Directive: Below is some material; set it all down exactly, apart from the pictures.

Dataset records
****************************************
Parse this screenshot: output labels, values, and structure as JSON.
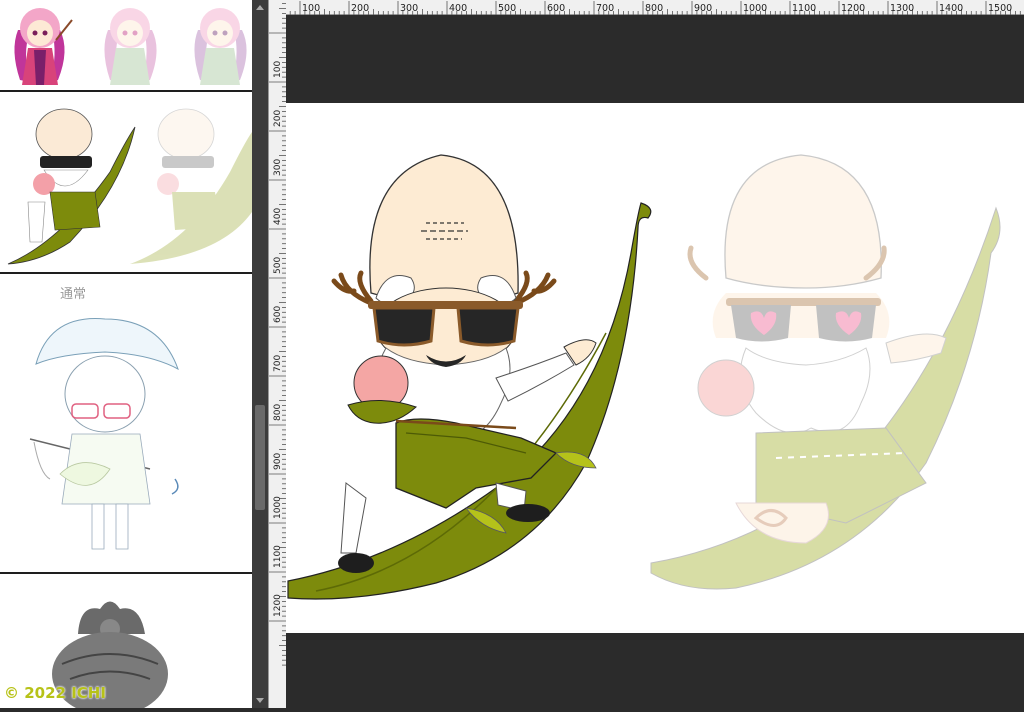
{
  "ruler": {
    "horizontal_labels": [
      "100",
      "200",
      "300",
      "400",
      "500",
      "600",
      "700",
      "800",
      "900",
      "1000",
      "1100",
      "1200",
      "1300",
      "1400",
      "1500"
    ],
    "vertical_labels": [
      "100",
      "200",
      "300",
      "400",
      "500",
      "600",
      "700",
      "800",
      "900",
      "1000",
      "1100",
      "1200"
    ]
  },
  "sidebar": {
    "thumbnails": [
      {
        "name": "fox-girl-sketches"
      },
      {
        "name": "old-man-on-leaf"
      },
      {
        "name": "fisher-boy",
        "label": "通常"
      },
      {
        "name": "grey-character"
      }
    ],
    "copyright": "© 2022 ICHI"
  },
  "colors": {
    "leaf": "#7d8b0c",
    "leaf_light": "#b5c21a",
    "skin": "#fde9d5",
    "ui_dark": "#2b2b2b",
    "ruler": "#f0f0f0"
  }
}
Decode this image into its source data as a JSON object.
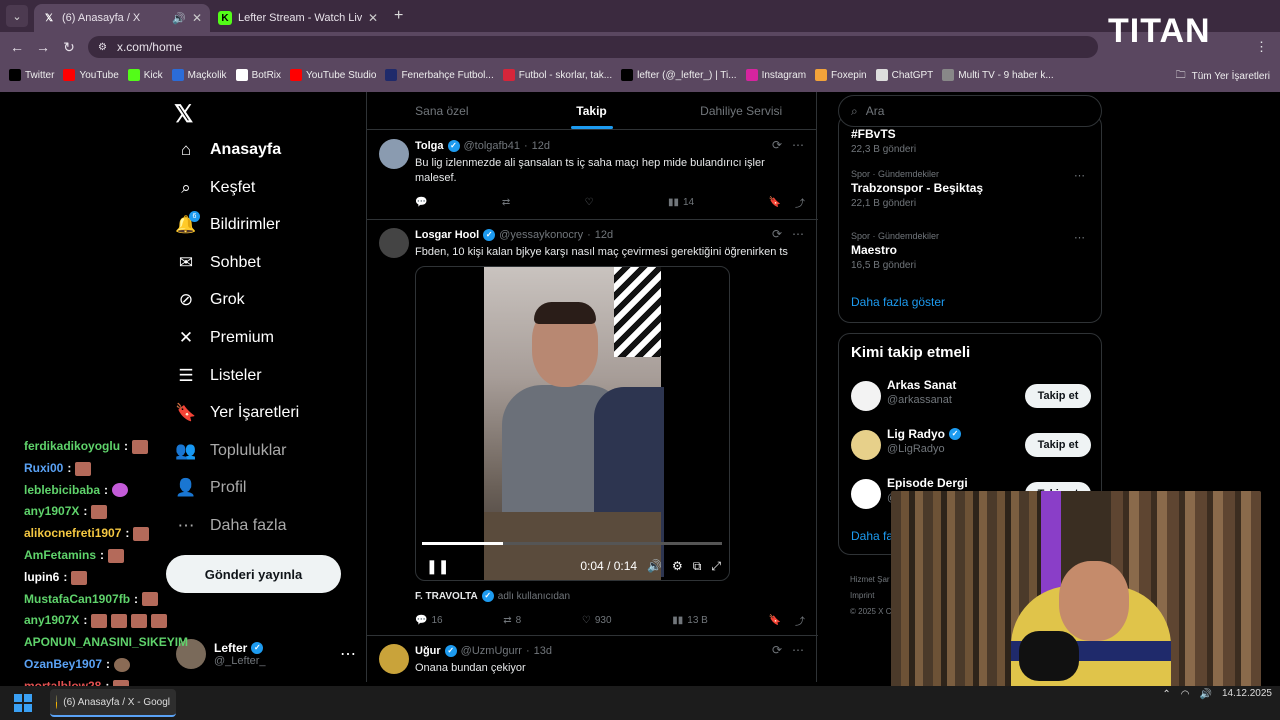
{
  "browser": {
    "tabs": [
      {
        "title": "(6) Anasayfa / X",
        "icon": "x-logo-icon",
        "audio": true,
        "active": true
      },
      {
        "title": "Lefter Stream - Watch Live on K",
        "icon": "kick-icon",
        "active": false
      }
    ],
    "url": "x.com/home",
    "bookmarks": [
      {
        "label": "Twitter",
        "icon": "x-logo-icon",
        "color": "#000000"
      },
      {
        "label": "YouTube",
        "icon": "youtube-icon",
        "color": "#ff0000"
      },
      {
        "label": "Kick",
        "icon": "kick-icon",
        "color": "#53fc18"
      },
      {
        "label": "Maçkolik",
        "icon": "mackolik-icon",
        "color": "#2b6cd8"
      },
      {
        "label": "BotRix",
        "icon": "botrix-icon",
        "color": "#ffffff"
      },
      {
        "label": "YouTube Studio",
        "icon": "youtube-studio-icon",
        "color": "#ff0000"
      },
      {
        "label": "Fenerbahçe Futbol...",
        "icon": "fenerbahce-icon",
        "color": "#1f2a6b"
      },
      {
        "label": "Futbol - skorlar, tak...",
        "icon": "flashscore-icon",
        "color": "#d6253a"
      },
      {
        "label": "lefter (@_lefter_) | Ti...",
        "icon": "tiktok-icon",
        "color": "#000000"
      },
      {
        "label": "Instagram",
        "icon": "instagram-icon",
        "color": "#d6249f"
      },
      {
        "label": "Foxepin",
        "icon": "foxepin-icon",
        "color": "#f2a33a"
      },
      {
        "label": "ChatGPT",
        "icon": "chatgpt-icon",
        "color": "#dddddd"
      },
      {
        "label": "Multi TV - 9 haber k...",
        "icon": "multitv-icon",
        "color": "#888888"
      }
    ],
    "all_bookmarks": "Tüm Yer İşaretleri"
  },
  "overlay": {
    "brand": "TITAN"
  },
  "sidebar": {
    "items": [
      {
        "label": "Anasayfa",
        "icon": "home-icon",
        "glyph": "⌂"
      },
      {
        "label": "Keşfet",
        "icon": "search-icon",
        "glyph": "⌕"
      },
      {
        "label": "Bildirimler",
        "icon": "bell-icon",
        "glyph": "🔔",
        "badge": "6"
      },
      {
        "label": "Sohbet",
        "icon": "mail-icon",
        "glyph": "✉"
      },
      {
        "label": "Grok",
        "icon": "grok-icon",
        "glyph": "⊘"
      },
      {
        "label": "Premium",
        "icon": "x-premium-icon",
        "glyph": "✕"
      },
      {
        "label": "Listeler",
        "icon": "list-icon",
        "glyph": "☰"
      },
      {
        "label": "Yer İşaretleri",
        "icon": "bookmark-icon",
        "glyph": "🔖"
      },
      {
        "label": "Topluluklar",
        "icon": "communities-icon",
        "glyph": "👥"
      },
      {
        "label": "Profil",
        "icon": "profile-icon",
        "glyph": "👤"
      },
      {
        "label": "Daha fazla",
        "icon": "more-icon",
        "glyph": "⋯"
      }
    ],
    "post_button": "Gönderi yayınla",
    "account": {
      "name": "Lefter",
      "handle": "@_Lefter_"
    }
  },
  "feed": {
    "tabs": [
      "Sana özel",
      "Takip",
      "Dahiliye Servisi"
    ],
    "active_tab": 1,
    "tweets": [
      {
        "name": "Tolga",
        "handle": "@tolgafb41",
        "time": "12d",
        "text": "Bu lig izlenmezde ali şansalan ts iç saha maçı hep mide bulandırıcı işler malesef.",
        "views": "14",
        "avatar_color": "#8a9bb0"
      },
      {
        "name": "Losgar Hool",
        "handle": "@yessaykonocry",
        "time": "12d",
        "text": "Fbden, 10 kişi kalan bjkye karşı nasıl maç çevirmesi gerektiğini öğrenirken ts",
        "video": {
          "time": "0:04 / 0:14",
          "progress": 0.27
        },
        "credit_name": "F. TRAVOLTA",
        "credit_suffix": "adlı kullanıcıdan",
        "replies": "16",
        "reposts": "8",
        "likes": "930",
        "views": "13 B",
        "avatar_color": "#444444"
      },
      {
        "name": "Uğur",
        "handle": "@UzmUgurr",
        "time": "13d",
        "text": "Onana bundan çekiyor",
        "avatar_color": "#c9a33a"
      }
    ]
  },
  "right": {
    "search_placeholder": "Ara",
    "trends": [
      {
        "category": "",
        "name": "#FBvTS",
        "count": "22,3 B gönderi"
      },
      {
        "category": "Spor · Gündemdekiler",
        "name": "Trabzonspor - Beşiktaş",
        "count": "22,1 B gönderi"
      },
      {
        "category": "Spor · Gündemdekiler",
        "name": "Maestro",
        "count": "16,5 B gönderi"
      }
    ],
    "show_more": "Daha fazla göster",
    "who_title": "Kimi takip etmeli",
    "who": [
      {
        "name": "Arkas Sanat",
        "handle": "@arkassanat",
        "verified": false,
        "button": "Takip et"
      },
      {
        "name": "Lig Radyo",
        "handle": "@LigRadyo",
        "verified": true,
        "button": "Takip et"
      },
      {
        "name": "Episode Dergi",
        "handle": "@",
        "verified": false,
        "button": "Takip et"
      }
    ],
    "who_more": "Daha fa",
    "footer": [
      "Hizmet Şar",
      "Imprint",
      "© 2025 X C"
    ]
  },
  "chat": [
    {
      "user": "ferdikadikoyoglu",
      "color": "#5fd36b",
      "emotes": 1
    },
    {
      "user": "Ruxi00",
      "color": "#5aa2f5",
      "emotes": 1
    },
    {
      "user": "leblebicibaba",
      "color": "#5fd36b",
      "emotes": 1,
      "emote_style": "p"
    },
    {
      "user": "any1907X",
      "color": "#5fd36b",
      "emotes": 1
    },
    {
      "user": "alikocnefreti1907",
      "color": "#f5c842",
      "emotes": 1
    },
    {
      "user": "AmFetamins",
      "color": "#5fd36b",
      "emotes": 1
    },
    {
      "user": "lupin6",
      "color": "#ffffff",
      "emotes": 1
    },
    {
      "user": "MustafaCan1907fb",
      "color": "#5fd36b",
      "emotes": 1
    },
    {
      "user": "any1907X",
      "color": "#5fd36b",
      "emotes": 4
    },
    {
      "user": "APONUN_ANASINI_SIKEYIM",
      "color": "#5fd36b",
      "emotes": 0,
      "nocolon": true
    },
    {
      "user": "OzanBey1907",
      "color": "#5aa2f5",
      "emotes": 1,
      "emote_style": "g"
    },
    {
      "user": "mortalblow28",
      "color": "#e05050",
      "emotes": 1
    }
  ],
  "taskbar": {
    "app": "(6) Anasayfa / X - Googl",
    "date": "14.12.2025"
  }
}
****************************************
Written answer:
Parse this screenshot: output labels, values, and structure as JSON.
{
  "ruler": {
    "horizontal_labels": [
      "100",
      "200",
      "300",
      "400",
      "500",
      "600",
      "700",
      "800",
      "900",
      "1000",
      "1100",
      "1200",
      "1300",
      "1400",
      "1500"
    ],
    "vertical_labels": [
      "100",
      "200",
      "300",
      "400",
      "500",
      "600",
      "700",
      "800",
      "900",
      "1000",
      "1100",
      "1200"
    ]
  },
  "sidebar": {
    "thumbnails": [
      {
        "name": "fox-girl-sketches"
      },
      {
        "name": "old-man-on-leaf"
      },
      {
        "name": "fisher-boy",
        "label": "通常"
      },
      {
        "name": "grey-character"
      }
    ],
    "copyright": "© 2022 ICHI"
  },
  "colors": {
    "leaf": "#7d8b0c",
    "leaf_light": "#b5c21a",
    "skin": "#fde9d5",
    "ui_dark": "#2b2b2b",
    "ruler": "#f0f0f0"
  }
}
Decode this image into its source data as a JSON object.
{
  "browser": {
    "tabs": [
      {
        "title": "(6) Anasayfa / X",
        "icon": "x-logo-icon",
        "audio": true,
        "active": true
      },
      {
        "title": "Lefter Stream - Watch Live on K",
        "icon": "kick-icon",
        "active": false
      }
    ],
    "url": "x.com/home",
    "bookmarks": [
      {
        "label": "Twitter",
        "icon": "x-logo-icon",
        "color": "#000000"
      },
      {
        "label": "YouTube",
        "icon": "youtube-icon",
        "color": "#ff0000"
      },
      {
        "label": "Kick",
        "icon": "kick-icon",
        "color": "#53fc18"
      },
      {
        "label": "Maçkolik",
        "icon": "mackolik-icon",
        "color": "#2b6cd8"
      },
      {
        "label": "BotRix",
        "icon": "botrix-icon",
        "color": "#ffffff"
      },
      {
        "label": "YouTube Studio",
        "icon": "youtube-studio-icon",
        "color": "#ff0000"
      },
      {
        "label": "Fenerbahçe Futbol...",
        "icon": "fenerbahce-icon",
        "color": "#1f2a6b"
      },
      {
        "label": "Futbol - skorlar, tak...",
        "icon": "flashscore-icon",
        "color": "#d6253a"
      },
      {
        "label": "lefter (@_lefter_) | Ti...",
        "icon": "tiktok-icon",
        "color": "#000000"
      },
      {
        "label": "Instagram",
        "icon": "instagram-icon",
        "color": "#d6249f"
      },
      {
        "label": "Foxepin",
        "icon": "foxepin-icon",
        "color": "#f2a33a"
      },
      {
        "label": "ChatGPT",
        "icon": "chatgpt-icon",
        "color": "#dddddd"
      },
      {
        "label": "Multi TV - 9 haber k...",
        "icon": "multitv-icon",
        "color": "#888888"
      }
    ],
    "all_bookmarks": "Tüm Yer İşaretleri"
  },
  "overlay": {
    "brand": "TITAN"
  },
  "sidebar": {
    "items": [
      {
        "label": "Anasayfa",
        "icon": "home-icon",
        "glyph": "⌂"
      },
      {
        "label": "Keşfet",
        "icon": "search-icon",
        "glyph": "⌕"
      },
      {
        "label": "Bildirimler",
        "icon": "bell-icon",
        "glyph": "🔔",
        "badge": "6"
      },
      {
        "label": "Sohbet",
        "icon": "mail-icon",
        "glyph": "✉"
      },
      {
        "label": "Grok",
        "icon": "grok-icon",
        "glyph": "⊘"
      },
      {
        "label": "Premium",
        "icon": "x-premium-icon",
        "glyph": "✕"
      },
      {
        "label": "Listeler",
        "icon": "list-icon",
        "glyph": "☰"
      },
      {
        "label": "Yer İşaretleri",
        "icon": "bookmark-icon",
        "glyph": "🔖"
      },
      {
        "label": "Topluluklar",
        "icon": "communities-icon",
        "glyph": "👥"
      },
      {
        "label": "Profil",
        "icon": "profile-icon",
        "glyph": "👤"
      },
      {
        "label": "Daha fazla",
        "icon": "more-icon",
        "glyph": "⋯"
      }
    ],
    "post_button": "Gönderi yayınla",
    "account": {
      "name": "Lefter",
      "handle": "@_Lefter_"
    }
  },
  "feed": {
    "tabs": [
      "Sana özel",
      "Takip",
      "Dahiliye Servisi"
    ],
    "active_tab": 1,
    "tweets": [
      {
        "name": "Tolga",
        "handle": "@tolgafb41",
        "time": "12d",
        "text": "Bu lig izlenmezde ali şansalan ts iç saha maçı hep mide bulandırıcı işler malesef.",
        "views": "14",
        "avatar_color": "#8a9bb0"
      },
      {
        "name": "Losgar Hool",
        "handle": "@yessaykonocry",
        "time": "12d",
        "text": "Fbden, 10 kişi kalan bjkye karşı nasıl maç çevirmesi gerektiğini öğrenirken ts",
        "video": {
          "time": "0:04 / 0:14",
          "progress": 0.27
        },
        "credit_name": "F. TRAVOLTA",
        "credit_suffix": "adlı kullanıcıdan",
        "replies": "16",
        "reposts": "8",
        "likes": "930",
        "views": "13 B",
        "avatar_color": "#444444"
      },
      {
        "name": "Uğur",
        "handle": "@UzmUgurr",
        "time": "13d",
        "text": "Onana bundan çekiyor",
        "avatar_color": "#c9a33a"
      }
    ]
  },
  "right": {
    "search_placeholder": "Ara",
    "trends": [
      {
        "category": "",
        "name": "#FBvTS",
        "count": "22,3 B gönderi"
      },
      {
        "category": "Spor · Gündemdekiler",
        "name": "Trabzonspor - Beşiktaş",
        "count": "22,1 B gönderi"
      },
      {
        "category": "Spor · Gündemdekiler",
        "name": "Maestro",
        "count": "16,5 B gönderi"
      }
    ],
    "show_more": "Daha fazla göster",
    "who_title": "Kimi takip etmeli",
    "who": [
      {
        "name": "Arkas Sanat",
        "handle": "@arkassanat",
        "verified": false,
        "button": "Takip et"
      },
      {
        "name": "Lig Radyo",
        "handle": "@LigRadyo",
        "verified": true,
        "button": "Takip et"
      },
      {
        "name": "Episode Dergi",
        "handle": "@",
        "verified": false,
        "button": "Takip et"
      }
    ],
    "who_more": "Daha fa",
    "footer": [
      "Hizmet Şar",
      "Imprint",
      "© 2025 X C"
    ]
  },
  "chat": [
    {
      "user": "ferdikadikoyoglu",
      "color": "#5fd36b",
      "emotes": 1
    },
    {
      "user": "Ruxi00",
      "color": "#5aa2f5",
      "emotes": 1
    },
    {
      "user": "leblebicibaba",
      "color": "#5fd36b",
      "emotes": 1,
      "emote_style": "p"
    },
    {
      "user": "any1907X",
      "color": "#5fd36b",
      "emotes": 1
    },
    {
      "user": "alikocnefreti1907",
      "color": "#f5c842",
      "emotes": 1
    },
    {
      "user": "AmFetamins",
      "color": "#5fd36b",
      "emotes": 1
    },
    {
      "user": "lupin6",
      "color": "#ffffff",
      "emotes": 1
    },
    {
      "user": "MustafaCan1907fb",
      "color": "#5fd36b",
      "emotes": 1
    },
    {
      "user": "any1907X",
      "color": "#5fd36b",
      "emotes": 4
    },
    {
      "user": "APONUN_ANASINI_SIKEYIM",
      "color": "#5fd36b",
      "emotes": 0,
      "nocolon": true
    },
    {
      "user": "OzanBey1907",
      "color": "#5aa2f5",
      "emotes": 1,
      "emote_style": "g"
    },
    {
      "user": "mortalblow28",
      "color": "#e05050",
      "emotes": 1
    }
  ],
  "taskbar": {
    "app": "(6) Anasayfa / X - Googl",
    "date": "14.12.2025"
  }
}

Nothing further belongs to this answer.